Aim: Take the line containing "Enumerate this screenshot's" and every line after it to the end of the records, and copy them exactly, excluding pictures.

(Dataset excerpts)
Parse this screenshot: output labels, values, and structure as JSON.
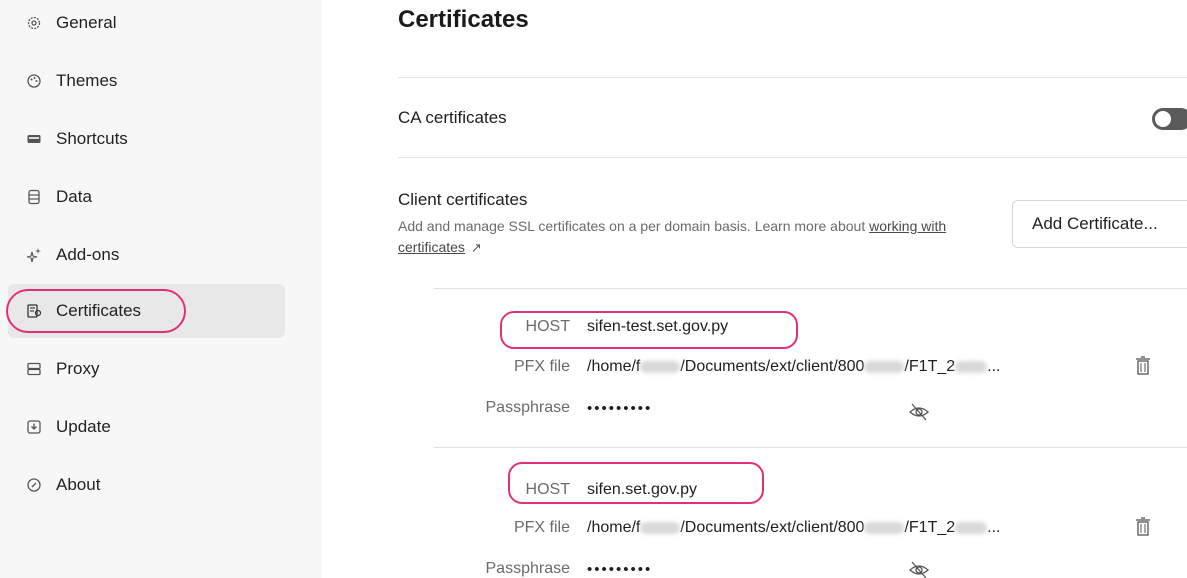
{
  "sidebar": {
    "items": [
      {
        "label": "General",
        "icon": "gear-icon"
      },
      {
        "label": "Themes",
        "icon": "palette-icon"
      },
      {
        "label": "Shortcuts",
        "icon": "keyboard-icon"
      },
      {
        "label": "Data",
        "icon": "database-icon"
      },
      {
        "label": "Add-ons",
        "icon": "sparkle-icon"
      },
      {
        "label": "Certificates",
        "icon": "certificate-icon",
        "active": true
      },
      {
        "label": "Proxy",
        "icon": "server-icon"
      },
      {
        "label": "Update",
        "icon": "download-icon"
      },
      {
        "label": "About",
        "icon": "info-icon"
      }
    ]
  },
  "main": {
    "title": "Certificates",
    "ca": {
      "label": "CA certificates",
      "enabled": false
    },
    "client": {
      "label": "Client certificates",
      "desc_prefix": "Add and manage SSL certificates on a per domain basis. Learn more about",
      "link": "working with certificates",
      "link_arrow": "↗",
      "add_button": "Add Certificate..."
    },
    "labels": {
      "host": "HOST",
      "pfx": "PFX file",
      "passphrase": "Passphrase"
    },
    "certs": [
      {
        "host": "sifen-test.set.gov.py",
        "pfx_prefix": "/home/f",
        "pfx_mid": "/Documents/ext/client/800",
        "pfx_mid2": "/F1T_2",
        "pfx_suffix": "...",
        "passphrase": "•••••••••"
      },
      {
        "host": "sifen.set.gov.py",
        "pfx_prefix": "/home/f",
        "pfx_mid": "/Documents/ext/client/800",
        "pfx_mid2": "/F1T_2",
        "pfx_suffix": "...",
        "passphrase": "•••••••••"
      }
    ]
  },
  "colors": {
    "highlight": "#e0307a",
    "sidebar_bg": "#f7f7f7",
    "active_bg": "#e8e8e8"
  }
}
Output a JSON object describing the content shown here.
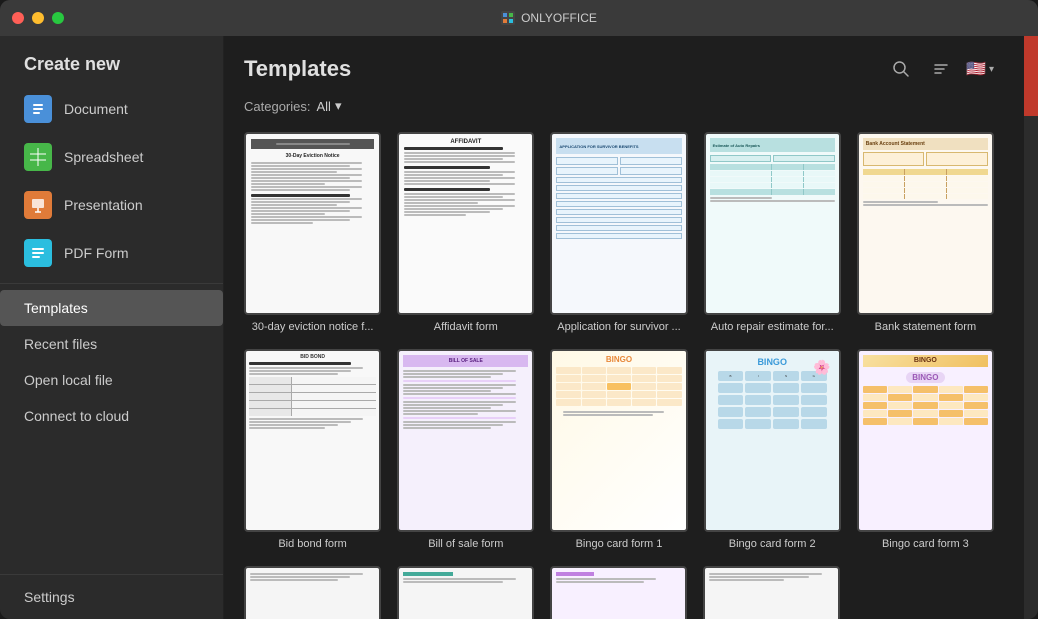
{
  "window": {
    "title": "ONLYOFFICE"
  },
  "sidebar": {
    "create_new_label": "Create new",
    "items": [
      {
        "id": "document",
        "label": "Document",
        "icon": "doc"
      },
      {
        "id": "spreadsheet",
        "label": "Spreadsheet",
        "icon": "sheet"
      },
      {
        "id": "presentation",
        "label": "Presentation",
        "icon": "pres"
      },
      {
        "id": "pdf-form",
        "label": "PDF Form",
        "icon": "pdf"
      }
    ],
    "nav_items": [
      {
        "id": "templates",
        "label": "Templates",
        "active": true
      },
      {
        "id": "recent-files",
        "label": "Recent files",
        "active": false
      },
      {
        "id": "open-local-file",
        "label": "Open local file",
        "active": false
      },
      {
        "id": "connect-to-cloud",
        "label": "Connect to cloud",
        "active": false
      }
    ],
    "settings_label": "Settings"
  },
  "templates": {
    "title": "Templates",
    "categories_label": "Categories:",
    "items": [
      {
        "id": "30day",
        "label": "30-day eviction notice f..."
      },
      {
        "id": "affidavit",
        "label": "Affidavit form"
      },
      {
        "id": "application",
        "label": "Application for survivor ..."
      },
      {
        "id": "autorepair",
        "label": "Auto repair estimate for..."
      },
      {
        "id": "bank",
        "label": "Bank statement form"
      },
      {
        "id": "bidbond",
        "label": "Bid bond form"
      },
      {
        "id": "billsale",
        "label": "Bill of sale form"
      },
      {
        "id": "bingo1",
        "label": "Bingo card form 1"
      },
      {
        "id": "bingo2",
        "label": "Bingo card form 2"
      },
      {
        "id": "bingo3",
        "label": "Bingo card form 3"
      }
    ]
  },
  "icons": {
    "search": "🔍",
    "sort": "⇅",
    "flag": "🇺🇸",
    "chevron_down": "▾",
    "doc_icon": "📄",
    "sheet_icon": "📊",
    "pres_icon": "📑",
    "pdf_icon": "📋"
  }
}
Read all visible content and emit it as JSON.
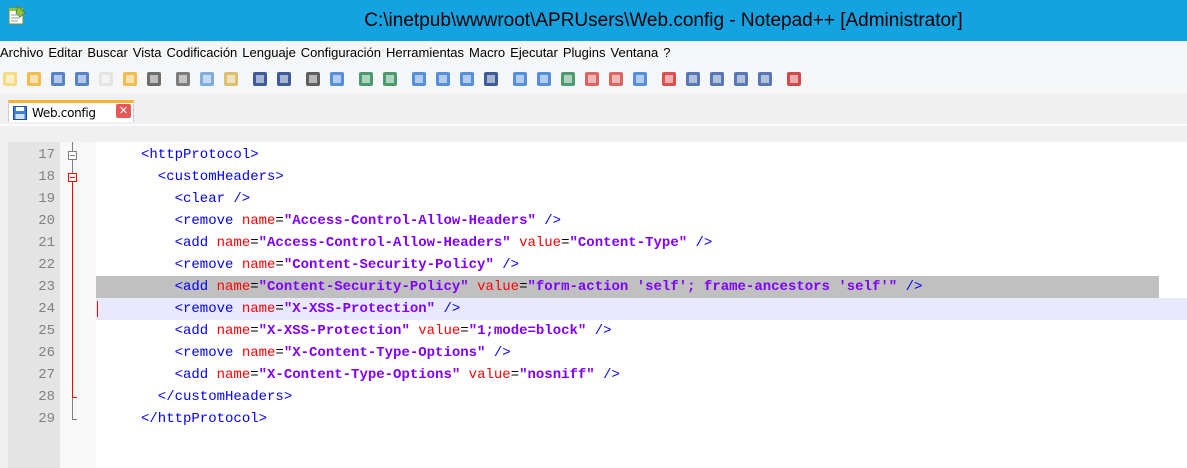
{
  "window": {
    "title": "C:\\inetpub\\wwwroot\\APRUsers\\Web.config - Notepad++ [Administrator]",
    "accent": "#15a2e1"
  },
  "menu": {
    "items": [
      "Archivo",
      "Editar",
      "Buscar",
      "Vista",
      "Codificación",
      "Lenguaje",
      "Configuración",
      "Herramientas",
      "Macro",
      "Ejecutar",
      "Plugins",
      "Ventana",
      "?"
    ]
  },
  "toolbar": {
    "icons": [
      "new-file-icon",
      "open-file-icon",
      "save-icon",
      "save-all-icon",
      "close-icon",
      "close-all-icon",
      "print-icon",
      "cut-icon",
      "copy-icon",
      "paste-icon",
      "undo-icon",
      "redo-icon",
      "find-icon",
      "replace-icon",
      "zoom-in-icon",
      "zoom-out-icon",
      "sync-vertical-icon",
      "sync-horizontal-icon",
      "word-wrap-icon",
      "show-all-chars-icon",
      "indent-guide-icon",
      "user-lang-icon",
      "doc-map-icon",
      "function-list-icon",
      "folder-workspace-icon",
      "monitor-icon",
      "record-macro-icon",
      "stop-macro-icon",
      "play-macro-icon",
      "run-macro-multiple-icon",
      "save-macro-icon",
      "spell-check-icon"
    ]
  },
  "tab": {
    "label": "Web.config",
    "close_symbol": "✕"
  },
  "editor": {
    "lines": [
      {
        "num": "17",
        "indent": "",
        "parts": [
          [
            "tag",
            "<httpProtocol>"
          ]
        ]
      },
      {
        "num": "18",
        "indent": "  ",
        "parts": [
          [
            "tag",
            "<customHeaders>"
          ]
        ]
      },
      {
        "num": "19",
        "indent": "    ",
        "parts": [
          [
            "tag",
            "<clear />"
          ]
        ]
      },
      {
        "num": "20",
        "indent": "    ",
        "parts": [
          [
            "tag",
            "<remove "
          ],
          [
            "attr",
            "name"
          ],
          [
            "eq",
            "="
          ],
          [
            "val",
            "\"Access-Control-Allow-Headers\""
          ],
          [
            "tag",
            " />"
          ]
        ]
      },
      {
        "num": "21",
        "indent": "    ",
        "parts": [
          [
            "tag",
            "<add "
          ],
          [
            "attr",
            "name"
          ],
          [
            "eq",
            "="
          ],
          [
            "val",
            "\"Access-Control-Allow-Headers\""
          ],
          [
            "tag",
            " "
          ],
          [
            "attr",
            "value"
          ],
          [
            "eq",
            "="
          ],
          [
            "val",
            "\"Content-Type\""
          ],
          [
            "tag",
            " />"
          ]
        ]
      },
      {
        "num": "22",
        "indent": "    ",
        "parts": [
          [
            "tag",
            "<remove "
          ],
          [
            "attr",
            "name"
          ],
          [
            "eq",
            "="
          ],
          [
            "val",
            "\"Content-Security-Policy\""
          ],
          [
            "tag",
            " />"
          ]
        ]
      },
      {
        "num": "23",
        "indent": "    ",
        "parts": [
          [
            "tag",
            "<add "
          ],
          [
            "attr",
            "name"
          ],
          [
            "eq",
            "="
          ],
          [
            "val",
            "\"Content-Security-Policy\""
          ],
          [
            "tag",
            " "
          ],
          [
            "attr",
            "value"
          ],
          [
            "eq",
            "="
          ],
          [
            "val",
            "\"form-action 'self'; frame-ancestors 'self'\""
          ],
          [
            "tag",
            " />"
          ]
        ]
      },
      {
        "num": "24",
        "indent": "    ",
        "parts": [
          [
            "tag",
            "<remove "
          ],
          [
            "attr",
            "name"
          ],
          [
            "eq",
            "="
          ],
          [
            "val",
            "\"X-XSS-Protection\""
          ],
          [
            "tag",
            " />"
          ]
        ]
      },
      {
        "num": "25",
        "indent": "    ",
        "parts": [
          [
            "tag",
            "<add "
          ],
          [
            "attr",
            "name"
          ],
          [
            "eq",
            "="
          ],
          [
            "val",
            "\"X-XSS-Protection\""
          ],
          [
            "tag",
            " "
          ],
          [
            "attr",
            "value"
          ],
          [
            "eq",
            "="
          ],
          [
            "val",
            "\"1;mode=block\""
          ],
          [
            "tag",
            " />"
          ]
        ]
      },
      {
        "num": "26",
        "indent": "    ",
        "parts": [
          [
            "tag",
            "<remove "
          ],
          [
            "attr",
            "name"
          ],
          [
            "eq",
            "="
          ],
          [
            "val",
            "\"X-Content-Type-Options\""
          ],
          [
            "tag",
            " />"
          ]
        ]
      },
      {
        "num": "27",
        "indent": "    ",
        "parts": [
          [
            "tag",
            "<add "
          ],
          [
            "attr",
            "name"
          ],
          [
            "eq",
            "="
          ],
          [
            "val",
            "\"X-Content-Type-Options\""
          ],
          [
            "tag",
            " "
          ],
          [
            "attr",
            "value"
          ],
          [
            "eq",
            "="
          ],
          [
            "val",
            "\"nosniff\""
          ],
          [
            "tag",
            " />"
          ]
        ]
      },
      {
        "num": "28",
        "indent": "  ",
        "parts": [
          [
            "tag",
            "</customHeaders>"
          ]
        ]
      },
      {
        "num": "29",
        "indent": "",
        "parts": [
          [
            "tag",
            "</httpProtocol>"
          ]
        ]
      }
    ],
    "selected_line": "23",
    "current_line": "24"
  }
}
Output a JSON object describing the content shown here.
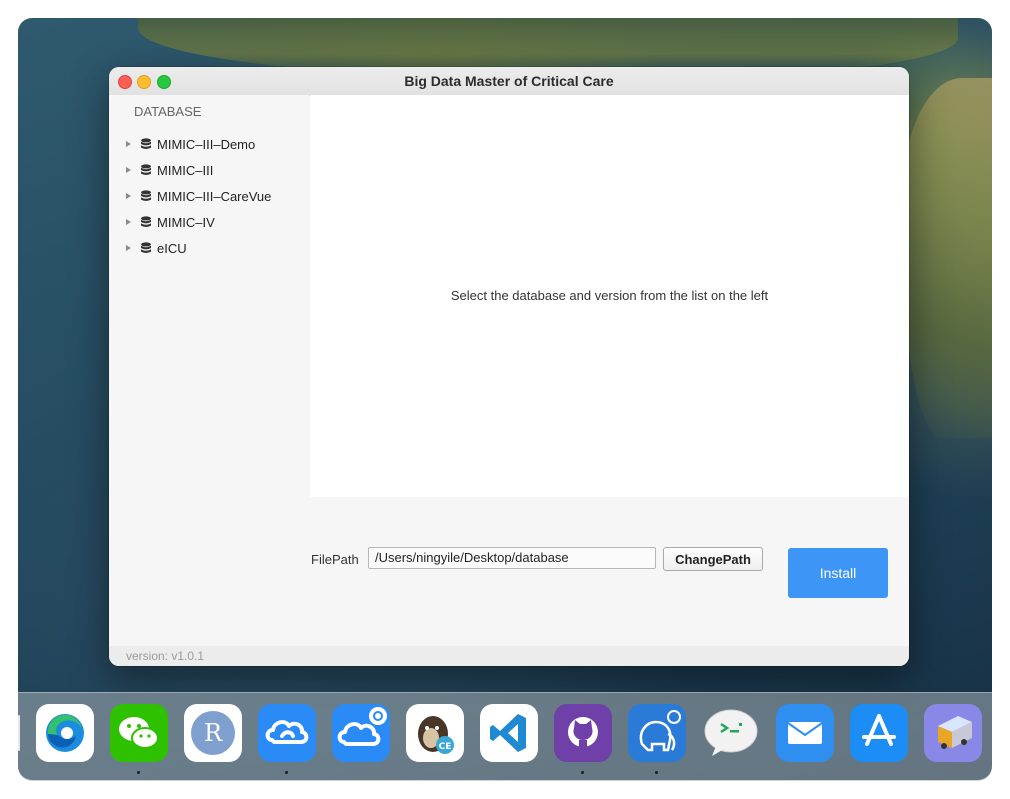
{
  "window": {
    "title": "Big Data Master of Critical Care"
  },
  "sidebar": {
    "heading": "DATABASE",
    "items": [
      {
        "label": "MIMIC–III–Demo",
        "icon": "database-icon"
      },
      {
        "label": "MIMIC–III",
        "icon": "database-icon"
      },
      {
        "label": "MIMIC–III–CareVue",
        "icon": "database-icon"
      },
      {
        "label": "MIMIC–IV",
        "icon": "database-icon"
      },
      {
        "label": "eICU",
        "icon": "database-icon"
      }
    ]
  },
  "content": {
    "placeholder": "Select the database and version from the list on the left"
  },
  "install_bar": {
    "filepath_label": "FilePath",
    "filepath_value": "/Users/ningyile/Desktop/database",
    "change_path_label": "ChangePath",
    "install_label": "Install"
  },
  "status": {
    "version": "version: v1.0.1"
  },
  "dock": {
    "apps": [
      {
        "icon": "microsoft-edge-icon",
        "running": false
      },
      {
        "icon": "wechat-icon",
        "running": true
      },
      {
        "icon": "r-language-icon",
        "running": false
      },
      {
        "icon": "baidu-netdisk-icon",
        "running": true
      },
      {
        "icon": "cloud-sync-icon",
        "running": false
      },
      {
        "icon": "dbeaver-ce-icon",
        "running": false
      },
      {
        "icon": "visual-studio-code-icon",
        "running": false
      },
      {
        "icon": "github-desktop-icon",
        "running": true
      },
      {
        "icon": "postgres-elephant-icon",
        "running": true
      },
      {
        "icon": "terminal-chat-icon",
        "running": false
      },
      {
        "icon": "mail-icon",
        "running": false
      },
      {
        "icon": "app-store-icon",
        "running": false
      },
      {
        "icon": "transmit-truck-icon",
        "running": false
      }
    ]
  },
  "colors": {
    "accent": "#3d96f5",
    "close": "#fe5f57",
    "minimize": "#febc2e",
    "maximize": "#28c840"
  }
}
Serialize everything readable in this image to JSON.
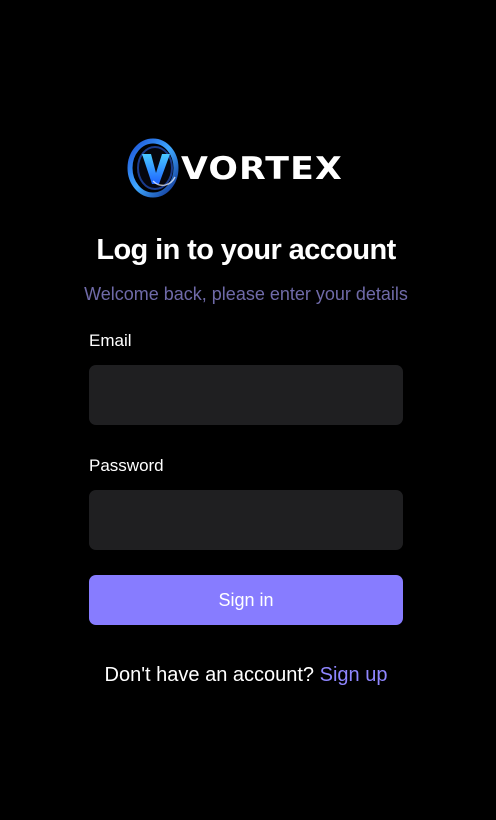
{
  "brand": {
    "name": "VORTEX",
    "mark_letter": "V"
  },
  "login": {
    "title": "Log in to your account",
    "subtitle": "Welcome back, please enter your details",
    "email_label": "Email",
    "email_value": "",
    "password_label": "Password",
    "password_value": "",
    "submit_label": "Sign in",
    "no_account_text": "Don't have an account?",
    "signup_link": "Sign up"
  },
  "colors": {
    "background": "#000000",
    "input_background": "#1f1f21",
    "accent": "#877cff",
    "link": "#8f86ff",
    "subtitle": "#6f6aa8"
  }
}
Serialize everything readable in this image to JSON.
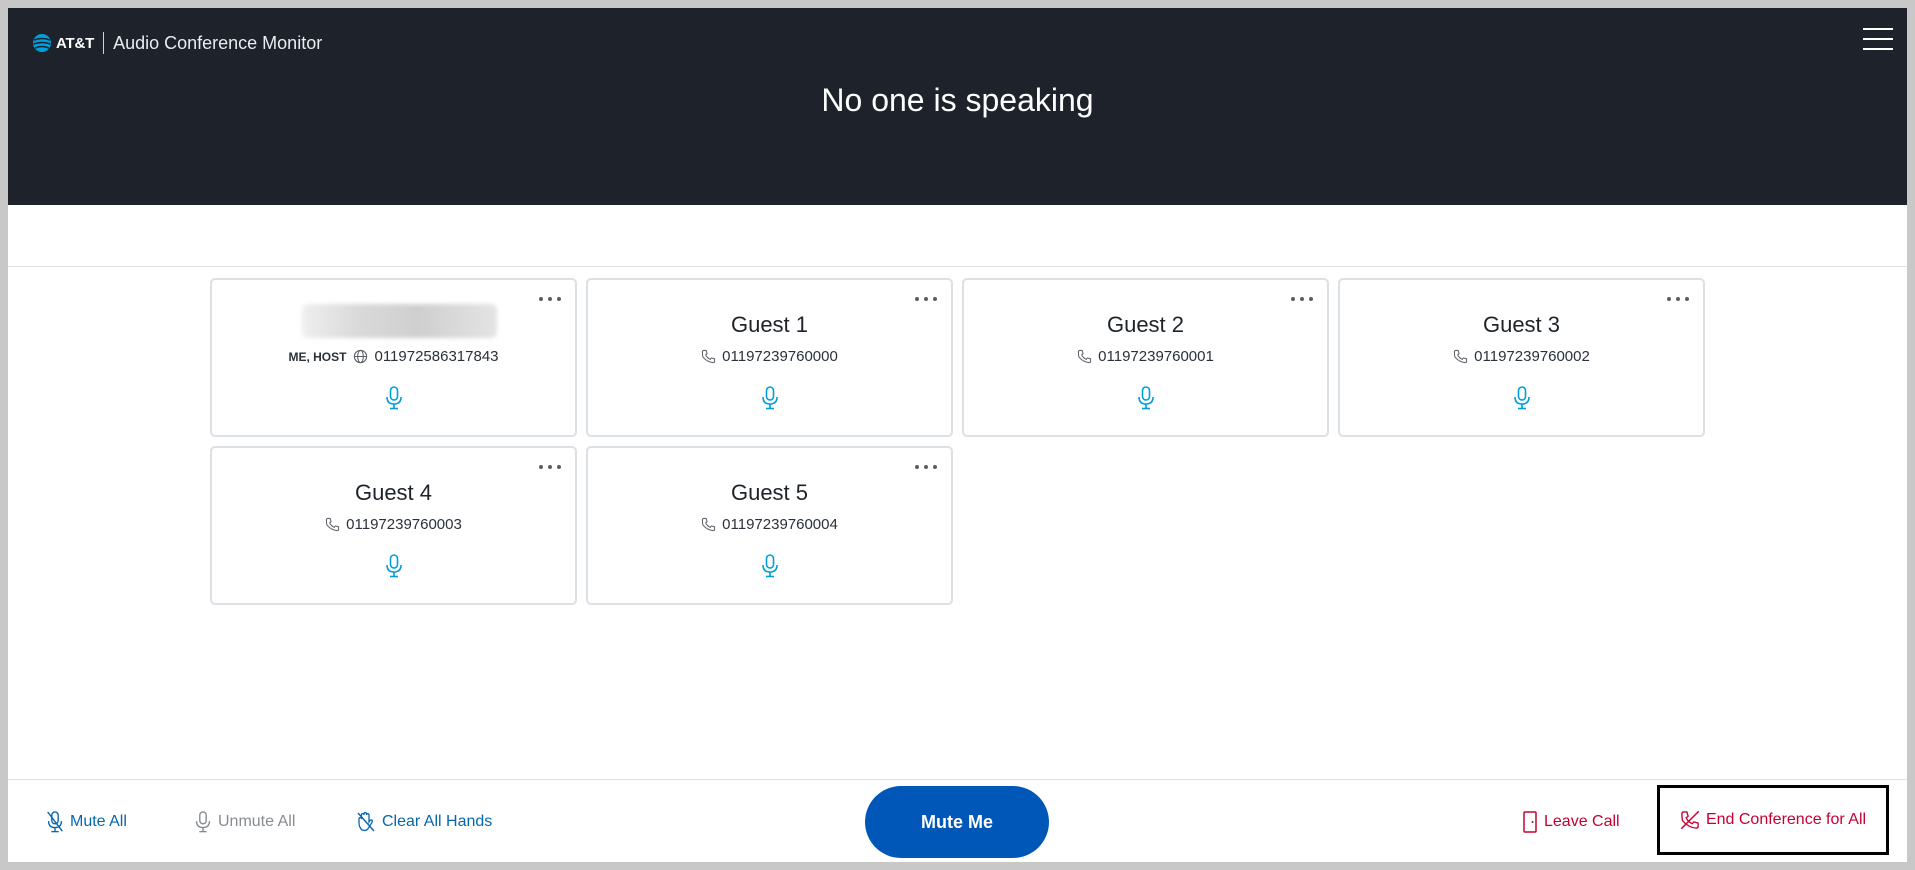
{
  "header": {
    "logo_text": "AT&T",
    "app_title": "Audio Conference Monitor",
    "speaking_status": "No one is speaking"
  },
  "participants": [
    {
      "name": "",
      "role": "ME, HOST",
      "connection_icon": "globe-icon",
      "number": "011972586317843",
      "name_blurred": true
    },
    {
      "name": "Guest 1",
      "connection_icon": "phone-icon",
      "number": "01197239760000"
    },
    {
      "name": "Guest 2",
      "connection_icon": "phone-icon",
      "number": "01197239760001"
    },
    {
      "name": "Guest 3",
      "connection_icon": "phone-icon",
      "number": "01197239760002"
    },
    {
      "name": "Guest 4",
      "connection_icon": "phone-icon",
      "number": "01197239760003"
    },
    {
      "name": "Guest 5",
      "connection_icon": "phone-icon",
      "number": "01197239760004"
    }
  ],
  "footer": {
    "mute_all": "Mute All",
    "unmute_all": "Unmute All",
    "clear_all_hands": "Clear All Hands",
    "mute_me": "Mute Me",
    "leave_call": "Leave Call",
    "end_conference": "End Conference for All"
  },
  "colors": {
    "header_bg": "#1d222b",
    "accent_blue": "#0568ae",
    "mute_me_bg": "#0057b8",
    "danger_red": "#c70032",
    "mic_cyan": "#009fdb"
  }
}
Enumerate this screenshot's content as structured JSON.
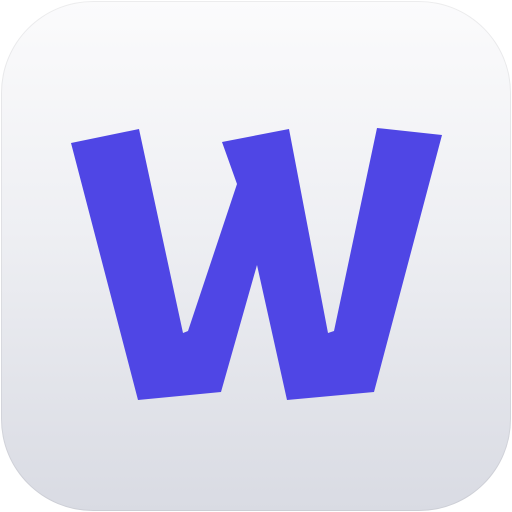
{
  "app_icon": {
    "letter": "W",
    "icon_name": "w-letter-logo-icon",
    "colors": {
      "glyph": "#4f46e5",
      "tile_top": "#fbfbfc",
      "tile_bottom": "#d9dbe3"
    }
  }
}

Result of the exercise:
Enumerate this screenshot's content as structured JSON.
{
  "app_icon": {
    "letter": "W",
    "icon_name": "w-letter-logo-icon",
    "colors": {
      "glyph": "#4f46e5",
      "tile_top": "#fbfbfc",
      "tile_bottom": "#d9dbe3"
    }
  }
}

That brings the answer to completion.